## Supplied material
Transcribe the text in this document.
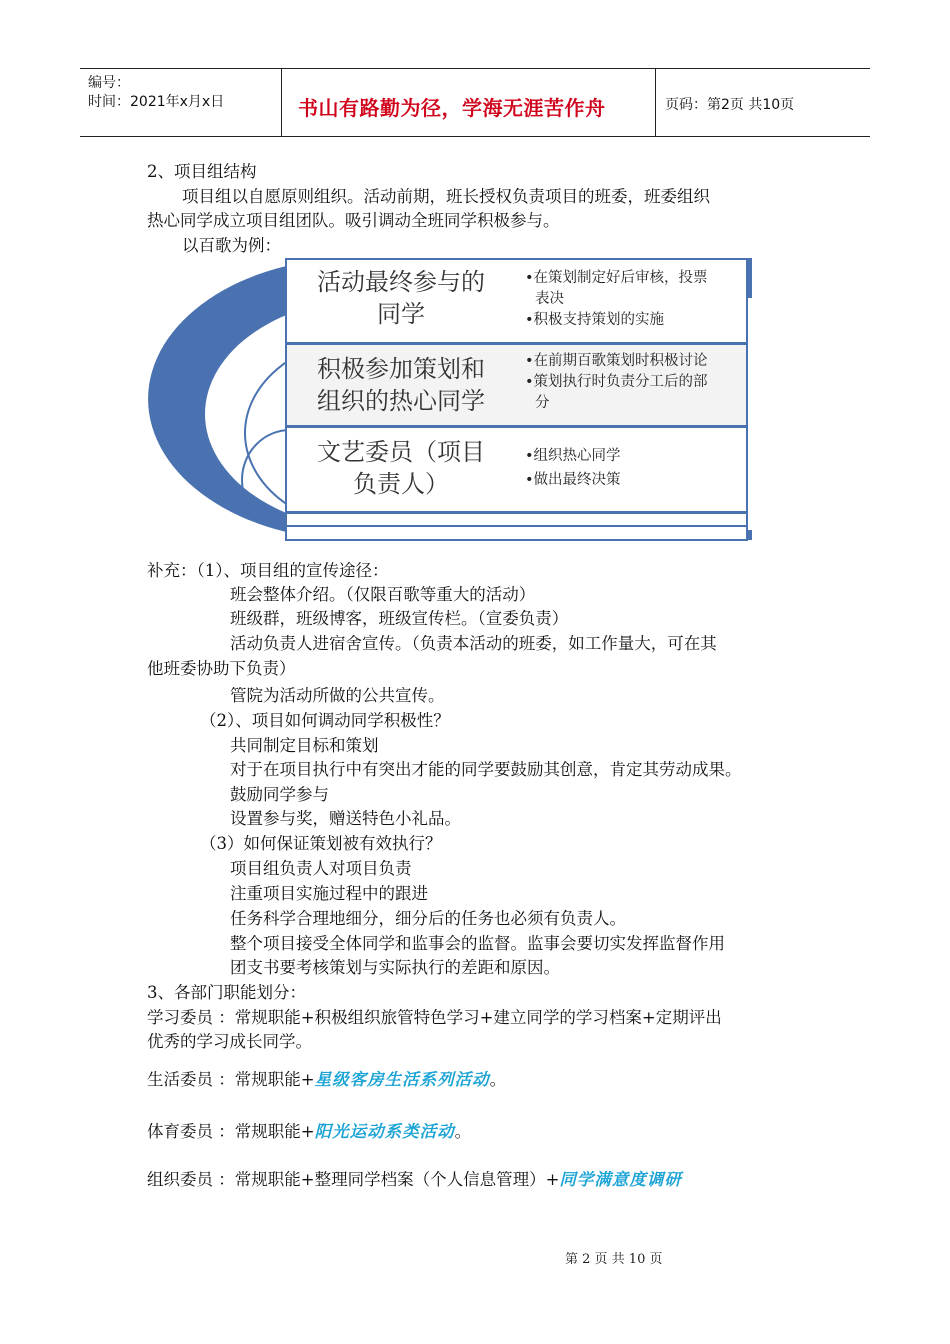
编号：
时间：2021年x月x日	书山有路勤为径，学海无涯苦作舟	页码：第2页 共10页
2、项目组结构
项目组以自愿原则组织。活动前期，班长授权负责项目的班委，班委组织
热心同学成立项目组团队。吸引调动全班同学积极参与。
以百歌为例：
活动最终参与的
同学
•在策划制定好后审核，投票
表决
•积极支持策划的实施
积极参加策划和
组织的热心同学
•在前期百歌策划时积极讨论
•策划执行时负责分工后的部
分
文艺委员（项目
负责人）
•组织热心同学
•做出最终决策
补充：（1）、项目组的宣传途径：
班会整体介绍。（仅限百歌等重大的活动）
班级群，班级博客，班级宣传栏。（宣委负责）
活动负责人进宿舍宣传。（负责本活动的班委，如工作量大，可在其
他班委协助下负责）
管院为活动所做的公共宣传。
（2）、项目如何调动同学积极性？
共同制定目标和策划
对于在项目执行中有突出才能的同学要鼓励其创意，肯定其劳动成果。
鼓励同学参与
设置参与奖，赠送特色小礼品。
（3）如何保证策划被有效执行？
项目组负责人对项目负责
注重项目实施过程中的跟进
任务科学合理地细分，细分后的任务也必须有负责人。
整个项目接受全体同学和监事会的监督。监事会要切实发挥监督作用
团支书要考核策划与实际执行的差距和原因。
3、各部门职能划分：
学习委员 ：常规职能+积极组织旅管特色学习+建立同学的学习档案+定期评出
优秀的学习成长同学。
生活委员 ：常规职能+星级客房生活系列活动。
体育委员 ：常规职能+阳光运动系类活动。
组织委员 ：常规职能+整理同学档案（个人信息管理）+同学满意度调研
第 2 页 共 10 页
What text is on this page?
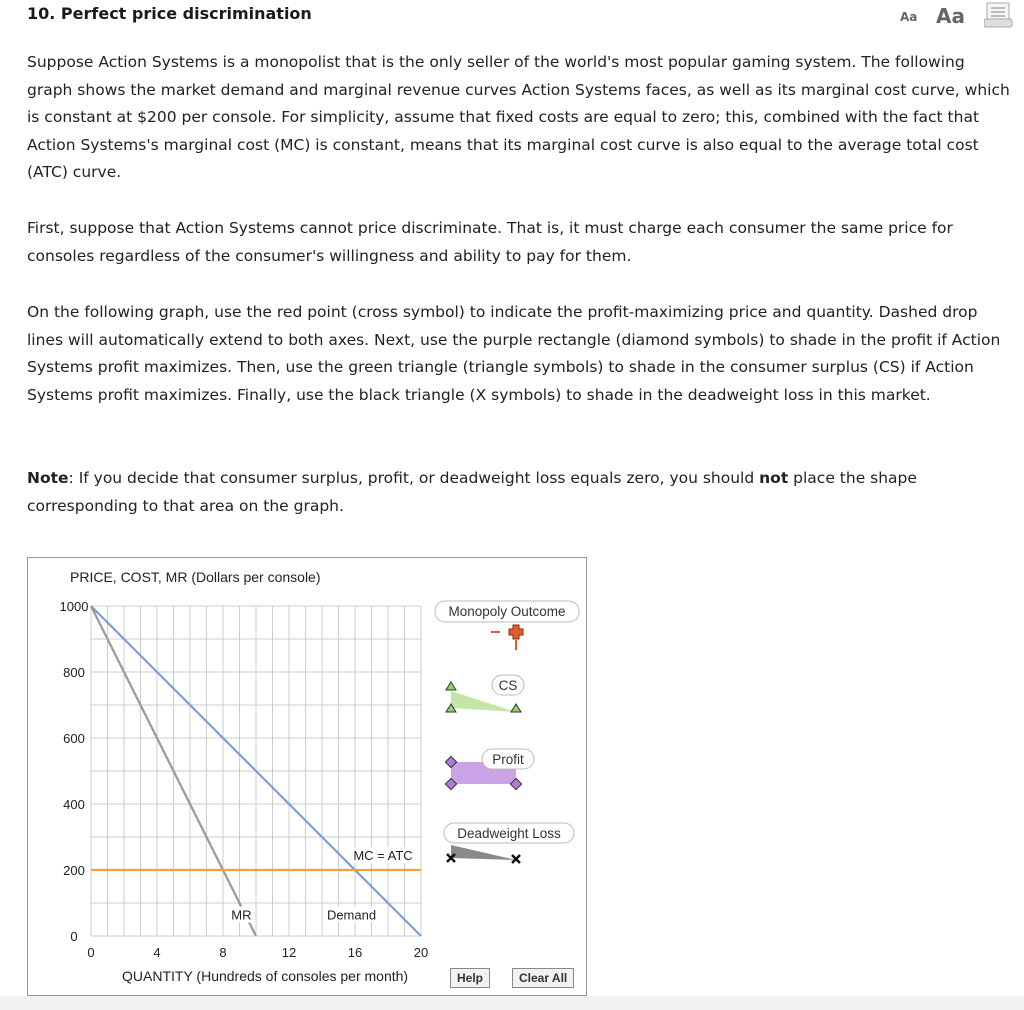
10. Perfect price discrimination	Aa Aa

Suppose Action Systems is a monopolist that is the only seller of the world's most popular gaming system. The following graph shows the market demand and marginal revenue curves Action Systems faces, as well as its marginal cost curve, which is constant at $200 per console. For simplicity, assume that fixed costs are equal to zero; this, combined with the fact that Action Systems's marginal cost (MC) is constant, means that its marginal cost curve is also equal to the average total cost (ATC) curve.

First, suppose that Action Systems cannot price discriminate. That is, it must charge each consumer the same price for consoles regardless of the consumer's willingness and ability to pay for them.

On the following graph, use the red point (cross symbol) to indicate the profit-maximizing price and quantity. Dashed drop lines will automatically extend to both axes. Next, use the purple rectangle (diamond symbols) to shade in the profit if Action Systems profit maximizes. Then, use the green triangle (triangle symbols) to shade in the consumer surplus (CS) if Action Systems profit maximizes. Finally, use the black triangle (X symbols) to shade in the deadweight loss in this market.

Note: If you decide that consumer surplus, profit, or deadweight loss equals zero, you should not place the shape corresponding to that area on the graph.

PRICE, COST, MR (Dollars per console)
QUANTITY (Hundreds of consoles per month)
0	4	8	12	16	20
0
200
400
600
800
1000
Demand
MR
MC = ATC
Monopoly Outcome
CS
Profit
Deadweight Loss
Help	Clear All
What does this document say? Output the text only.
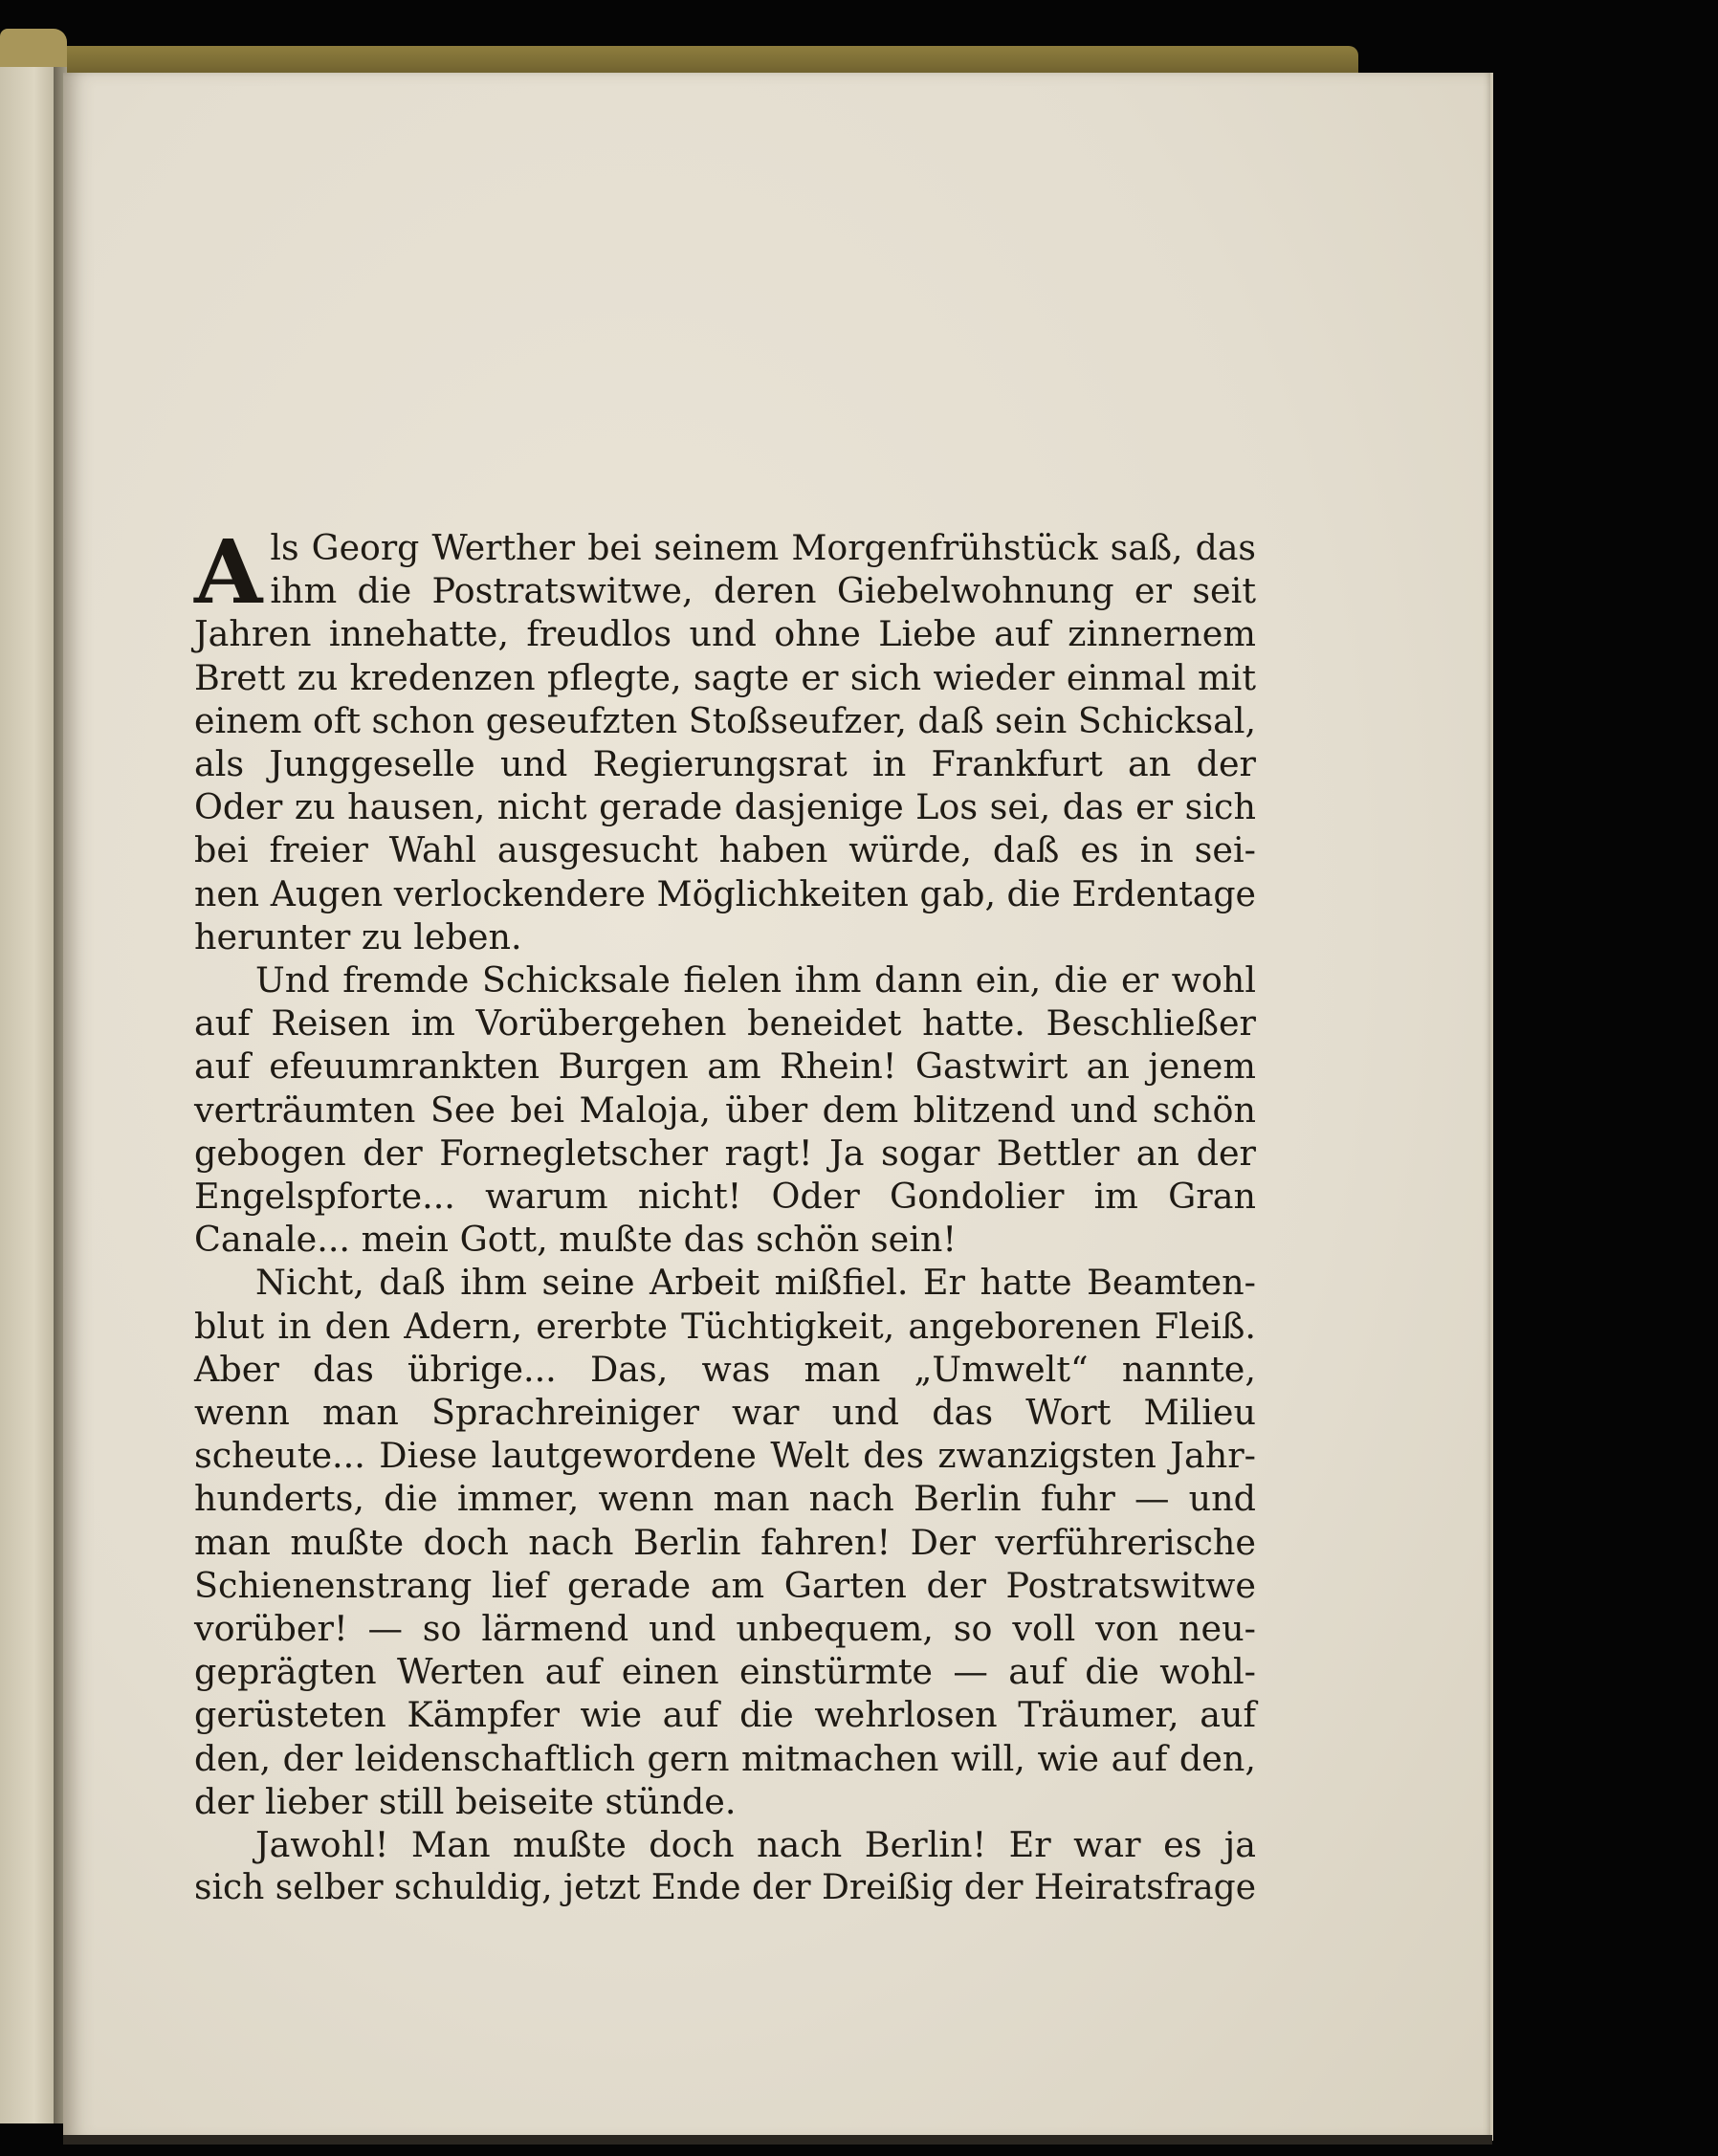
A ls Georg Werther bei seinem Morgenfrühstück saß, das
ihm die Postratswitwe, deren Giebelwohnung er seit
Jahren innehatte, freudlos und ohne Liebe auf zinnernem
Brett zu kredenzen pflegte, sagte er sich wieder einmal mit
einem oft schon geseufzten Stoßseufzer, daß sein Schicksal,
als Junggeselle und Regierungsrat in Frankfurt an der
Oder zu hausen, nicht gerade dasjenige Los sei, das er sich
bei freier Wahl ausgesucht haben würde, daß es in sei-
nen Augen verlockendere Möglichkeiten gab, die Erdentage
herunter zu leben.
Und fremde Schicksale fielen ihm dann ein, die er wohl
auf Reisen im Vorübergehen beneidet hatte. Beschließer
auf efeuumrankten Burgen am Rhein! Gastwirt an jenem
verträumten See bei Maloja, über dem blitzend und schön
gebogen der Fornegletscher ragt! Ja sogar Bettler an der
Engelspforte... warum nicht! Oder Gondolier im Gran
Canale... mein Gott, mußte das schön sein!
Nicht, daß ihm seine Arbeit mißfiel. Er hatte Beamten-
blut in den Adern, ererbte Tüchtigkeit, angeborenen Fleiß.
Aber das übrige... Das, was man „Umwelt“ nannte,
wenn man Sprachreiniger war und das Wort Milieu
scheute... Diese lautgewordene Welt des zwanzigsten Jahr-
hunderts, die immer, wenn man nach Berlin fuhr — und
man mußte doch nach Berlin fahren! Der verführerische
Schienenstrang lief gerade am Garten der Postratswitwe
vorüber! — so lärmend und unbequem, so voll von neu-
geprägten Werten auf einen einstürmte — auf die wohl-
gerüsteten Kämpfer wie auf die wehrlosen Träumer, auf
den, der leidenschaftlich gern mitmachen will, wie auf den,
der lieber still beiseite stünde.
Jawohl! Man mußte doch nach Berlin! Er war es ja
sich selber schuldig, jetzt Ende der Dreißig der Heiratsfrage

## To do
Write out every entry again word for word, without any of the pictures.

## The result
Transcribe the text in this document.
编号：
时间：2021年x月x日	书山有路勤为径，学海无涯苦作舟	页码：第2页 共10页
2、项目组结构
项目组以自愿原则组织。活动前期，班长授权负责项目的班委，班委组织
热心同学成立项目组团队。吸引调动全班同学积极参与。
以百歌为例：
活动最终参与的
同学
•在策划制定好后审核，投票
表决
•积极支持策划的实施
积极参加策划和
组织的热心同学
•在前期百歌策划时积极讨论
•策划执行时负责分工后的部
分
文艺委员（项目
负责人）
•组织热心同学
•做出最终决策
补充：（1）、项目组的宣传途径：
班会整体介绍。（仅限百歌等重大的活动）
班级群，班级博客，班级宣传栏。（宣委负责）
活动负责人进宿舍宣传。（负责本活动的班委，如工作量大，可在其
他班委协助下负责）
管院为活动所做的公共宣传。
（2）、项目如何调动同学积极性？
共同制定目标和策划
对于在项目执行中有突出才能的同学要鼓励其创意，肯定其劳动成果。
鼓励同学参与
设置参与奖，赠送特色小礼品。
（3）如何保证策划被有效执行？
项目组负责人对项目负责
注重项目实施过程中的跟进
任务科学合理地细分，细分后的任务也必须有负责人。
整个项目接受全体同学和监事会的监督。监事会要切实发挥监督作用
团支书要考核策划与实际执行的差距和原因。
3、各部门职能划分：
学习委员 ：常规职能+积极组织旅管特色学习+建立同学的学习档案+定期评出
优秀的学习成长同学。
生活委员 ：常规职能+星级客房生活系列活动。
体育委员 ：常规职能+阳光运动系类活动。
组织委员 ：常规职能+整理同学档案（个人信息管理）+同学满意度调研
第 2 页 共 10 页
What text is on this page?
10. Perfect price discrimination	Aa Aa

Suppose Action Systems is a monopolist that is the only seller of the world's most popular gaming system. The following graph shows the market demand and marginal revenue curves Action Systems faces, as well as its marginal cost curve, which is constant at $200 per console. For simplicity, assume that fixed costs are equal to zero; this, combined with the fact that Action Systems's marginal cost (MC) is constant, means that its marginal cost curve is also equal to the average total cost (ATC) curve.

First, suppose that Action Systems cannot price discriminate. That is, it must charge each consumer the same price for consoles regardless of the consumer's willingness and ability to pay for them.

On the following graph, use the red point (cross symbol) to indicate the profit-maximizing price and quantity. Dashed drop lines will automatically extend to both axes. Next, use the purple rectangle (diamond symbols) to shade in the profit if Action Systems profit maximizes. Then, use the green triangle (triangle symbols) to shade in the consumer surplus (CS) if Action Systems profit maximizes. Finally, use the black triangle (X symbols) to shade in the deadweight loss in this market.

Note: If you decide that consumer surplus, profit, or deadweight loss equals zero, you should not place the shape corresponding to that area on the graph.

PRICE, COST, MR (Dollars per console)
QUANTITY (Hundreds of consoles per month)
0	4	8	12	16	20
0
200
400
600
800
1000
Demand
MR
MC = ATC
Monopoly Outcome
CS
Profit
Deadweight Loss
Help	Clear All
What does this document say? Output the text only.
A ls Georg Werther bei seinem Morgenfrühstück saß, das
ihm die Postratswitwe, deren Giebelwohnung er seit
Jahren innehatte, freudlos und ohne Liebe auf zinnernem
Brett zu kredenzen pflegte, sagte er sich wieder einmal mit
einem oft schon geseufzten Stoßseufzer, daß sein Schicksal,
als Junggeselle und Regierungsrat in Frankfurt an der
Oder zu hausen, nicht gerade dasjenige Los sei, das er sich
bei freier Wahl ausgesucht haben würde, daß es in sei-
nen Augen verlockendere Möglichkeiten gab, die Erdentage
herunter zu leben.
Und fremde Schicksale fielen ihm dann ein, die er wohl
auf Reisen im Vorübergehen beneidet hatte. Beschließer
auf efeuumrankten Burgen am Rhein! Gastwirt an jenem
verträumten See bei Maloja, über dem blitzend und schön
gebogen der Fornegletscher ragt! Ja sogar Bettler an der
Engelspforte... warum nicht! Oder Gondolier im Gran
Canale... mein Gott, mußte das schön sein!
Nicht, daß ihm seine Arbeit mißfiel. Er hatte Beamten-
blut in den Adern, ererbte Tüchtigkeit, angeborenen Fleiß.
Aber das übrige... Das, was man „Umwelt“ nannte,
wenn man Sprachreiniger war und das Wort Milieu
scheute... Diese lautgewordene Welt des zwanzigsten Jahr-
hunderts, die immer, wenn man nach Berlin fuhr — und
man mußte doch nach Berlin fahren! Der verführerische
Schienenstrang lief gerade am Garten der Postratswitwe
vorüber! — so lärmend und unbequem, so voll von neu-
geprägten Werten auf einen einstürmte — auf die wohl-
gerüsteten Kämpfer wie auf die wehrlosen Träumer, auf
den, der leidenschaftlich gern mitmachen will, wie auf den,
der lieber still beiseite stünde.
Jawohl! Man mußte doch nach Berlin! Er war es ja
sich selber schuldig, jetzt Ende der Dreißig der Heiratsfrage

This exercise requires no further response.